'''

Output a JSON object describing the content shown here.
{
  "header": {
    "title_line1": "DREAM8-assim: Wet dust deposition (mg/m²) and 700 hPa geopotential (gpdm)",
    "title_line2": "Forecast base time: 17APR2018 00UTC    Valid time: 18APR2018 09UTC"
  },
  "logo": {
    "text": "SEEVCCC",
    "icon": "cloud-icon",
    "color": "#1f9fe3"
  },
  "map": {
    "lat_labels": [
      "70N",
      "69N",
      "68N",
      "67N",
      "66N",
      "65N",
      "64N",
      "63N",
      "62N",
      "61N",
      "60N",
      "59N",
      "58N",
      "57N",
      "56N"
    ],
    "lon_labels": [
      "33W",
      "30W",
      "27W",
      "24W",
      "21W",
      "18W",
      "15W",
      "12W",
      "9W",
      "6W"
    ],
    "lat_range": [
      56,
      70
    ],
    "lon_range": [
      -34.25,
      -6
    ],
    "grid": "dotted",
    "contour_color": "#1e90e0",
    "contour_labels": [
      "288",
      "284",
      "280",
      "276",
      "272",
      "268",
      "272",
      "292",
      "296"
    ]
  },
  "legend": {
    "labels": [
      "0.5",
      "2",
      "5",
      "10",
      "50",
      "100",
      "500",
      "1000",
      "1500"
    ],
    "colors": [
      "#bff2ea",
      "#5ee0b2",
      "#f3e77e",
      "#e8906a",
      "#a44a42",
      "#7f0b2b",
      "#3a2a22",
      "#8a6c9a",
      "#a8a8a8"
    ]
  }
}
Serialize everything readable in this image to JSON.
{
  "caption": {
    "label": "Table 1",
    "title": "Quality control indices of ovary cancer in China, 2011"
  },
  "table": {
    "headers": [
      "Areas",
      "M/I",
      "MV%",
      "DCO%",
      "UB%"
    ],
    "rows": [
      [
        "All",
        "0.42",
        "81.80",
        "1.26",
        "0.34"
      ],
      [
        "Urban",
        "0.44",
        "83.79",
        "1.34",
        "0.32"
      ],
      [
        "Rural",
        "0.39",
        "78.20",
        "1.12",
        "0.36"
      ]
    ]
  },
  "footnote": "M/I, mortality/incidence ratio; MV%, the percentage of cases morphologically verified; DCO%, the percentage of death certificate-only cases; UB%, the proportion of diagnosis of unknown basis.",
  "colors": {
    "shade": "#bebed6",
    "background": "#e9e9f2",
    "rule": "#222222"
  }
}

'''
'''

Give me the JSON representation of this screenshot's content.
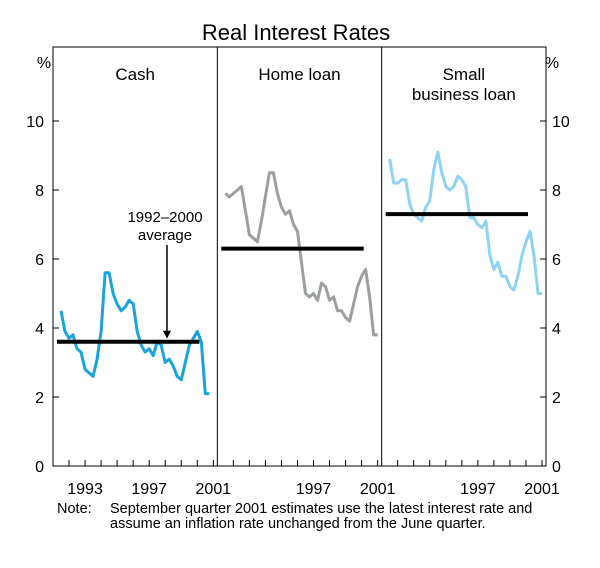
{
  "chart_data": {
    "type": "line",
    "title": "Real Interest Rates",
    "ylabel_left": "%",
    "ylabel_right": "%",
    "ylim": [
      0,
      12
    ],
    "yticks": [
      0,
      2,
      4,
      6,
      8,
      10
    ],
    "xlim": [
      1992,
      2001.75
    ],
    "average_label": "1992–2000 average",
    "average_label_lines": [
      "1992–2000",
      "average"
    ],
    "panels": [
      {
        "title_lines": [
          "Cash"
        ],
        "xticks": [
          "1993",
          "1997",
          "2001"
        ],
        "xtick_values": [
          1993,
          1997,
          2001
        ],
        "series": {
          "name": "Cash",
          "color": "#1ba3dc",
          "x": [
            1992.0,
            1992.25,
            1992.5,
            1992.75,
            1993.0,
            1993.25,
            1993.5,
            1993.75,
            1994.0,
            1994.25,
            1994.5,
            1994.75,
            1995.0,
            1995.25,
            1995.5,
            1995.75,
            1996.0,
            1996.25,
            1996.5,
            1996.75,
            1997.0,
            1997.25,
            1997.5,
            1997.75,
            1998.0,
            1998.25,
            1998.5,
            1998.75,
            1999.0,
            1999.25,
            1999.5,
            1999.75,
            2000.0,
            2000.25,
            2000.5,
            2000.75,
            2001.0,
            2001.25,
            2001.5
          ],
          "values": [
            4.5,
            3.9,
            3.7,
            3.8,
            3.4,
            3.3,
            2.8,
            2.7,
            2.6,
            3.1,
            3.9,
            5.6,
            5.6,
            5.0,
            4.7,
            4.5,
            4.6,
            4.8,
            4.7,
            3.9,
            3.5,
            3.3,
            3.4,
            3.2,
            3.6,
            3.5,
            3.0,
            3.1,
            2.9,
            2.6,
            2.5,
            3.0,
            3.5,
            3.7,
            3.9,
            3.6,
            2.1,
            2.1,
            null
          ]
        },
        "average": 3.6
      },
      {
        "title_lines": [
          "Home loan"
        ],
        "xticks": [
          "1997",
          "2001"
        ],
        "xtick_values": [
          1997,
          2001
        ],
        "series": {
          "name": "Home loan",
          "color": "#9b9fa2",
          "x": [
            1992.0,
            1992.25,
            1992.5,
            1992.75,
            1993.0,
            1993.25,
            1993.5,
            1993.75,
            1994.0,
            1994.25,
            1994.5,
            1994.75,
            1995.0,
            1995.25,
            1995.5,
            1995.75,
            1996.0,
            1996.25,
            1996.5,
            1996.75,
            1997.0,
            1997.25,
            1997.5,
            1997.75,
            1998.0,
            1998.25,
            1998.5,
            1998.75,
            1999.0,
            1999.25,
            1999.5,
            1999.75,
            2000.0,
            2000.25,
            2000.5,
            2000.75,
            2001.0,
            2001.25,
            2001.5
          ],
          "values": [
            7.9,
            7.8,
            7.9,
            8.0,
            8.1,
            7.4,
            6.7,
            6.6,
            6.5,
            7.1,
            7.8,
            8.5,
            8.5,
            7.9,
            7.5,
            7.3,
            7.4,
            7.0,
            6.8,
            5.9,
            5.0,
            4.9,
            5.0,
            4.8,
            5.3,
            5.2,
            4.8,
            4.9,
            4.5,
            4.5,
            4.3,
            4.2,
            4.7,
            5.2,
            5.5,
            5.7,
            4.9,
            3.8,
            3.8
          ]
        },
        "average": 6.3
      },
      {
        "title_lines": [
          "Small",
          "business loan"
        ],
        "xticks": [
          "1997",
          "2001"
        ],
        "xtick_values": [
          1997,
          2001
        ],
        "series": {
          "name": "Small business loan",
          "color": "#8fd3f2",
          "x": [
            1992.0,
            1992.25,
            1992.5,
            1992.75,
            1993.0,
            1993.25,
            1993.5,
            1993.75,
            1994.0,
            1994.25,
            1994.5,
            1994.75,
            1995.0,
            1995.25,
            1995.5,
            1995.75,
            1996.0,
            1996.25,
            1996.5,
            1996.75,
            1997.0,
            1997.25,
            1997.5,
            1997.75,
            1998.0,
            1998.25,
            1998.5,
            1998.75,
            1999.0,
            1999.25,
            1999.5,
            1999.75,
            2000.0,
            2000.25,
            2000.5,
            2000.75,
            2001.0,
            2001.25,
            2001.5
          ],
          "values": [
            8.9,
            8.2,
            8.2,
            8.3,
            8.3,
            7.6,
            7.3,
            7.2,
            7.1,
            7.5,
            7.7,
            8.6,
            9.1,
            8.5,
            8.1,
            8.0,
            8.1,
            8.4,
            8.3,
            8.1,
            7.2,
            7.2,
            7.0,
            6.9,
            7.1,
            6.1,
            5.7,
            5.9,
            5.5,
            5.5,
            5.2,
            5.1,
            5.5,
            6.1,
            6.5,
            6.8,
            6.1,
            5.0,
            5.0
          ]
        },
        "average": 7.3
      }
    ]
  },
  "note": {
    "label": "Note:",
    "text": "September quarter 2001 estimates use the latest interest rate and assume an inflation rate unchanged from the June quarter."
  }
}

'''

Copy every line of the listing that includes the string "loan".

__SOLUTION TO THIS PROBLEM__.
          "Home loan"
          "name": "Home loan",
          "business loan"
          "name": "Small business loan",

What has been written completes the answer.